Will you write out all the entries below exactly?

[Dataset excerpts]
########################################

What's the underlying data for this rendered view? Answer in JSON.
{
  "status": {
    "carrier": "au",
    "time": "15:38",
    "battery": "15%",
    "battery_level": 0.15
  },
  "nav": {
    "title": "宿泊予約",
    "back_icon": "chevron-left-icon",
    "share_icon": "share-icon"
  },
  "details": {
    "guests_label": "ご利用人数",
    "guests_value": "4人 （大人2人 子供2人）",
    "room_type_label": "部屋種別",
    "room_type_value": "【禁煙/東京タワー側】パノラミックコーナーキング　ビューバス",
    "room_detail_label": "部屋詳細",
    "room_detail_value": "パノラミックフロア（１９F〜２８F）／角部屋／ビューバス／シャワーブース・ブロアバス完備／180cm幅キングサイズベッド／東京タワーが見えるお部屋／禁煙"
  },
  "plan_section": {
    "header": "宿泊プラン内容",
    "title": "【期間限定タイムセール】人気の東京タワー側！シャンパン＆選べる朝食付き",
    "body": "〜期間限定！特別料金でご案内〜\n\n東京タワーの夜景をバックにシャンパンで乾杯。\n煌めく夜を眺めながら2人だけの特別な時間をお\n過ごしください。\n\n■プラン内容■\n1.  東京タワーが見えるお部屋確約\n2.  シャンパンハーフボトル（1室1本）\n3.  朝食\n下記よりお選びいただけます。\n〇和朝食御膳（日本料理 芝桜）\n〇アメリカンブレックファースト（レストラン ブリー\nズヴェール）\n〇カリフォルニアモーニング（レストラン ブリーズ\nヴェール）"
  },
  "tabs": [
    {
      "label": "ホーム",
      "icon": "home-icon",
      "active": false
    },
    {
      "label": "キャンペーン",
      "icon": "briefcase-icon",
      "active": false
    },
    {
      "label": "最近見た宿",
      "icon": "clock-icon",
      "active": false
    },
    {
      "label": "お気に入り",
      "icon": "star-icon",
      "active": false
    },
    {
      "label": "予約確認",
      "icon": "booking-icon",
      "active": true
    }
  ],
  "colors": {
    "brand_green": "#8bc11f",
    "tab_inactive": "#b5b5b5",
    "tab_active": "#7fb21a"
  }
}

########################################

*Complete response*:
What's the underlying data for this rendered view? Answer in JSON.
{
  "status": {
    "carrier": "au",
    "time": "15:38",
    "battery": "15%",
    "battery_level": 0.15
  },
  "nav": {
    "title": "宿泊予約",
    "back_icon": "chevron-left-icon",
    "share_icon": "share-icon"
  },
  "details": {
    "guests_label": "ご利用人数",
    "guests_value": "4人 （大人2人 子供2人）",
    "room_type_label": "部屋種別",
    "room_type_value": "【禁煙/東京タワー側】パノラミックコーナーキング　ビューバス",
    "room_detail_label": "部屋詳細",
    "room_detail_value": "パノラミックフロア（１９F〜２８F）／角部屋／ビューバス／シャワーブース・ブロアバス完備／180cm幅キングサイズベッド／東京タワーが見えるお部屋／禁煙"
  },
  "plan_section": {
    "header": "宿泊プラン内容",
    "title": "【期間限定タイムセール】人気の東京タワー側！シャンパン＆選べる朝食付き",
    "body": "〜期間限定！特別料金でご案内〜\n\n東京タワーの夜景をバックにシャンパンで乾杯。\n煌めく夜を眺めながら2人だけの特別な時間をお\n過ごしください。\n\n■プラン内容■\n1.  東京タワーが見えるお部屋確約\n2.  シャンパンハーフボトル（1室1本）\n3.  朝食\n下記よりお選びいただけます。\n〇和朝食御膳（日本料理 芝桜）\n〇アメリカンブレックファースト（レストラン ブリー\nズヴェール）\n〇カリフォルニアモーニング（レストラン ブリーズ\nヴェール）"
  },
  "tabs": [
    {
      "label": "ホーム",
      "icon": "home-icon",
      "active": false
    },
    {
      "label": "キャンペーン",
      "icon": "briefcase-icon",
      "active": false
    },
    {
      "label": "最近見た宿",
      "icon": "clock-icon",
      "active": false
    },
    {
      "label": "お気に入り",
      "icon": "star-icon",
      "active": false
    },
    {
      "label": "予約確認",
      "icon": "booking-icon",
      "active": true
    }
  ],
  "colors": {
    "brand_green": "#8bc11f",
    "tab_inactive": "#b5b5b5",
    "tab_active": "#7fb21a"
  }
}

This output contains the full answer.